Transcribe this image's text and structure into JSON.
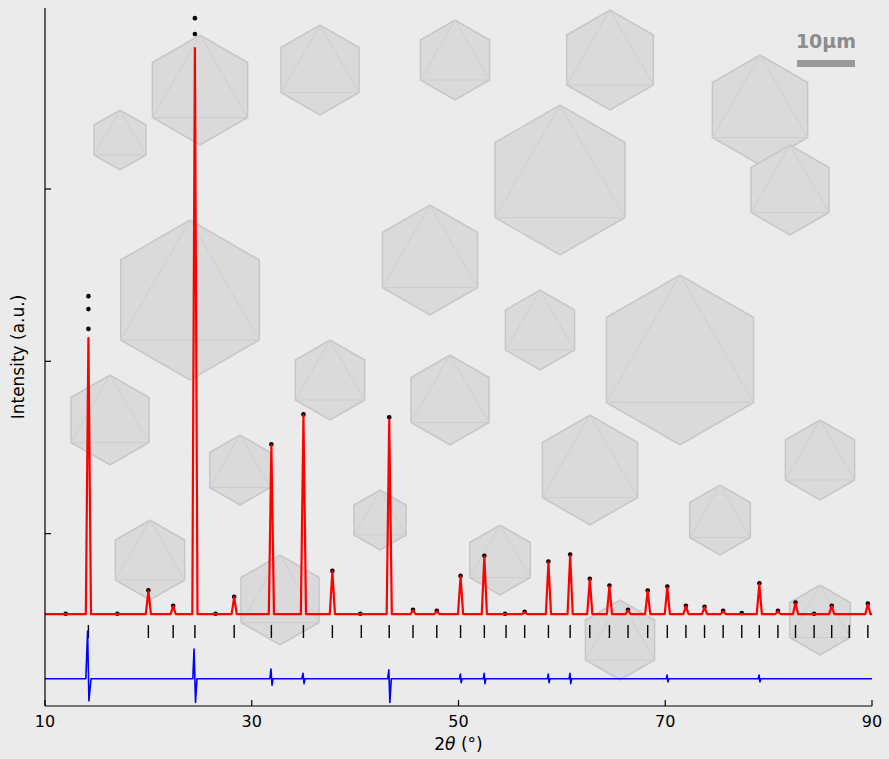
{
  "chart_data": {
    "type": "line",
    "x_label": "2θ (°)",
    "y_label": "Intensity (a.u.)",
    "annotations": [
      "10μm"
    ],
    "xlim": [
      10,
      90
    ],
    "xticks": [
      10,
      30,
      50,
      70,
      90
    ],
    "ylim": [
      0,
      4.05
    ],
    "yticks": [
      1,
      2,
      3
    ],
    "tick_labels": "x",
    "grid": false,
    "series": [
      {
        "type": "scatter",
        "color": "#000000",
        "marker": "circle",
        "x": [
          12,
          14.2,
          14.2,
          14.2,
          17,
          20,
          22.4,
          24.5,
          24.5,
          26.5,
          28.3,
          31.9,
          35,
          37.8,
          40.5,
          43.3,
          45.6,
          47.9,
          50.2,
          52.5,
          54.5,
          56.4,
          58.7,
          60.8,
          62.7,
          64.6,
          66.4,
          68.3,
          70.2,
          72,
          73.8,
          75.6,
          77.4,
          79.1,
          80.9,
          82.6,
          84.4,
          86.1,
          89.6
        ],
        "values": [
          0.535,
          2.378,
          2.303,
          2.188,
          0.535,
          0.672,
          0.582,
          3.991,
          3.899,
          0.535,
          0.634,
          1.519,
          1.692,
          0.784,
          0.535,
          1.675,
          0.558,
          0.552,
          0.755,
          0.872,
          0.535,
          0.547,
          0.838,
          0.879,
          0.738,
          0.699,
          0.558,
          0.67,
          0.693,
          0.582,
          0.576,
          0.552,
          0.54,
          0.712,
          0.552,
          0.6,
          0.535,
          0.582,
          0.594
        ]
      },
      {
        "type": "line",
        "color": "#ff0000",
        "line_style": "solid",
        "x": [
          10,
          13.95,
          14.2,
          14.45,
          19.75,
          20,
          20.25,
          22.15,
          22.4,
          22.65,
          24.25,
          24.5,
          24.75,
          28.05,
          28.3,
          28.55,
          31.65,
          31.9,
          32.15,
          34.75,
          35,
          35.25,
          37.55,
          37.8,
          38.05,
          43.05,
          43.3,
          43.55,
          45.35,
          45.6,
          45.85,
          47.65,
          47.9,
          48.15,
          49.95,
          50.2,
          50.45,
          52.25,
          52.5,
          52.75,
          56.15,
          56.4,
          56.65,
          58.45,
          58.7,
          58.95,
          60.55,
          60.8,
          61.05,
          62.45,
          62.7,
          62.95,
          64.35,
          64.6,
          64.85,
          66.15,
          66.4,
          66.65,
          68.05,
          68.3,
          68.55,
          69.95,
          70.2,
          70.45,
          71.75,
          72,
          72.25,
          73.55,
          73.8,
          74.05,
          75.35,
          75.6,
          75.85,
          78.85,
          79.1,
          79.35,
          80.65,
          80.9,
          81.15,
          82.35,
          82.6,
          82.85,
          85.85,
          86.1,
          86.35,
          89.35,
          89.6,
          89.85,
          90
        ],
        "values": [
          0.533,
          0.533,
          2.135,
          0.533,
          0.533,
          0.666,
          0.533,
          0.533,
          0.579,
          0.533,
          0.533,
          3.818,
          0.533,
          0.533,
          0.631,
          0.533,
          0.533,
          1.513,
          0.533,
          0.533,
          1.686,
          0.533,
          0.533,
          0.781,
          0.533,
          0.533,
          1.663,
          0.533,
          0.533,
          0.556,
          0.533,
          0.533,
          0.55,
          0.533,
          0.533,
          0.752,
          0.533,
          0.533,
          0.867,
          0.533,
          0.533,
          0.545,
          0.533,
          0.533,
          0.833,
          0.533,
          0.533,
          0.873,
          0.533,
          0.533,
          0.735,
          0.533,
          0.533,
          0.695,
          0.533,
          0.533,
          0.556,
          0.533,
          0.533,
          0.666,
          0.533,
          0.533,
          0.689,
          0.533,
          0.533,
          0.579,
          0.533,
          0.533,
          0.573,
          0.533,
          0.533,
          0.55,
          0.533,
          0.533,
          0.706,
          0.533,
          0.533,
          0.55,
          0.533,
          0.533,
          0.597,
          0.533,
          0.533,
          0.579,
          0.533,
          0.533,
          0.59,
          0.533,
          0.533
        ]
      },
      {
        "type": "line",
        "color": "#0000ff",
        "line_style": "solid",
        "x": [
          10,
          13.95,
          14.12,
          14.25,
          14.45,
          24.3,
          24.42,
          24.56,
          24.7,
          31.75,
          31.86,
          31.96,
          32.05,
          34.85,
          34.96,
          35.06,
          35.15,
          43.15,
          43.26,
          43.36,
          43.5,
          50.1,
          50.18,
          50.26,
          50.35,
          52.4,
          52.48,
          52.56,
          52.65,
          58.6,
          58.68,
          58.76,
          58.85,
          60.7,
          60.78,
          60.86,
          60.95,
          70.1,
          70.18,
          70.26,
          70.35,
          79.0,
          79.08,
          79.16,
          79.25,
          90
        ],
        "values": [
          0.158,
          0.158,
          0.435,
          0.03,
          0.158,
          0.158,
          0.331,
          0.02,
          0.158,
          0.158,
          0.215,
          0.12,
          0.158,
          0.158,
          0.19,
          0.13,
          0.158,
          0.158,
          0.21,
          0.02,
          0.158,
          0.158,
          0.185,
          0.135,
          0.158,
          0.158,
          0.19,
          0.13,
          0.158,
          0.158,
          0.185,
          0.135,
          0.158,
          0.158,
          0.19,
          0.13,
          0.158,
          0.158,
          0.18,
          0.14,
          0.158,
          0.158,
          0.18,
          0.14,
          0.158,
          0.158
        ]
      }
    ],
    "reflections": [
      14.2,
      20.0,
      22.4,
      24.5,
      28.3,
      31.9,
      35.0,
      37.8,
      40.6,
      43.3,
      45.6,
      47.9,
      50.2,
      52.5,
      54.6,
      56.4,
      58.7,
      60.8,
      62.7,
      64.6,
      66.4,
      68.3,
      70.2,
      72.0,
      73.8,
      75.6,
      77.4,
      79.1,
      80.9,
      82.6,
      84.4,
      86.1,
      87.8,
      89.6
    ]
  }
}
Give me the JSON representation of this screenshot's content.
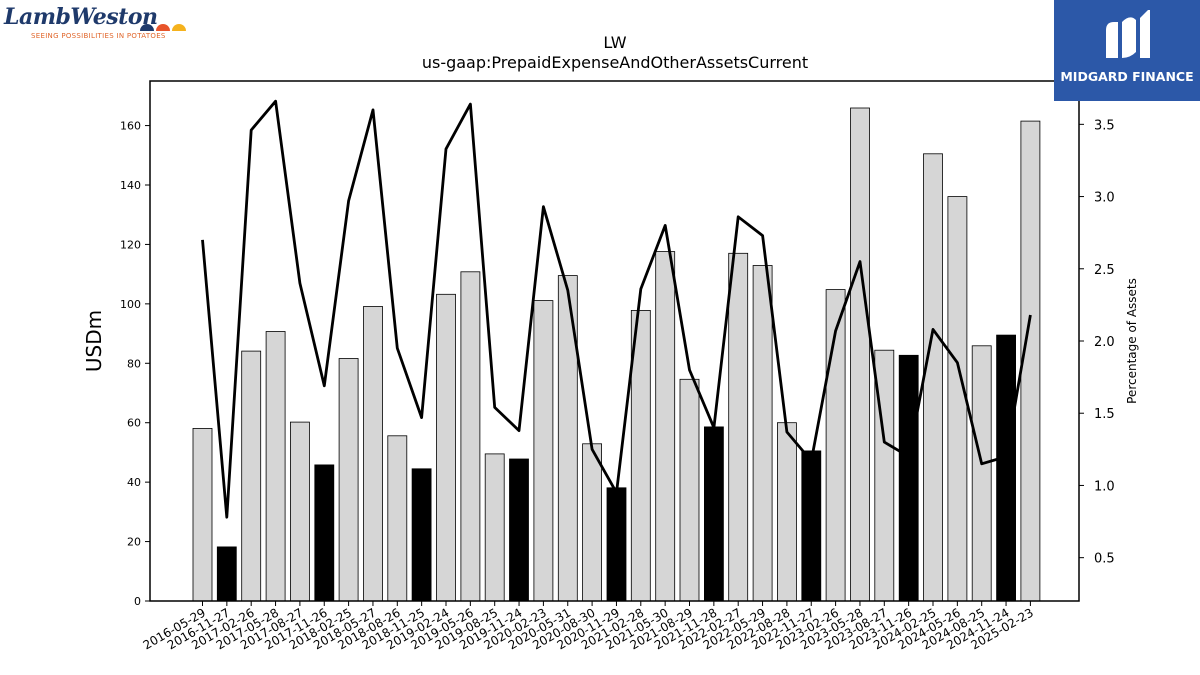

- - -

**Directions for this task:** Take each line of the material that contains the word "color" and list it.

**Exercise answer:**
        "color": "#000000",
        "color": "#ff0000",
        "color": "#0000ff",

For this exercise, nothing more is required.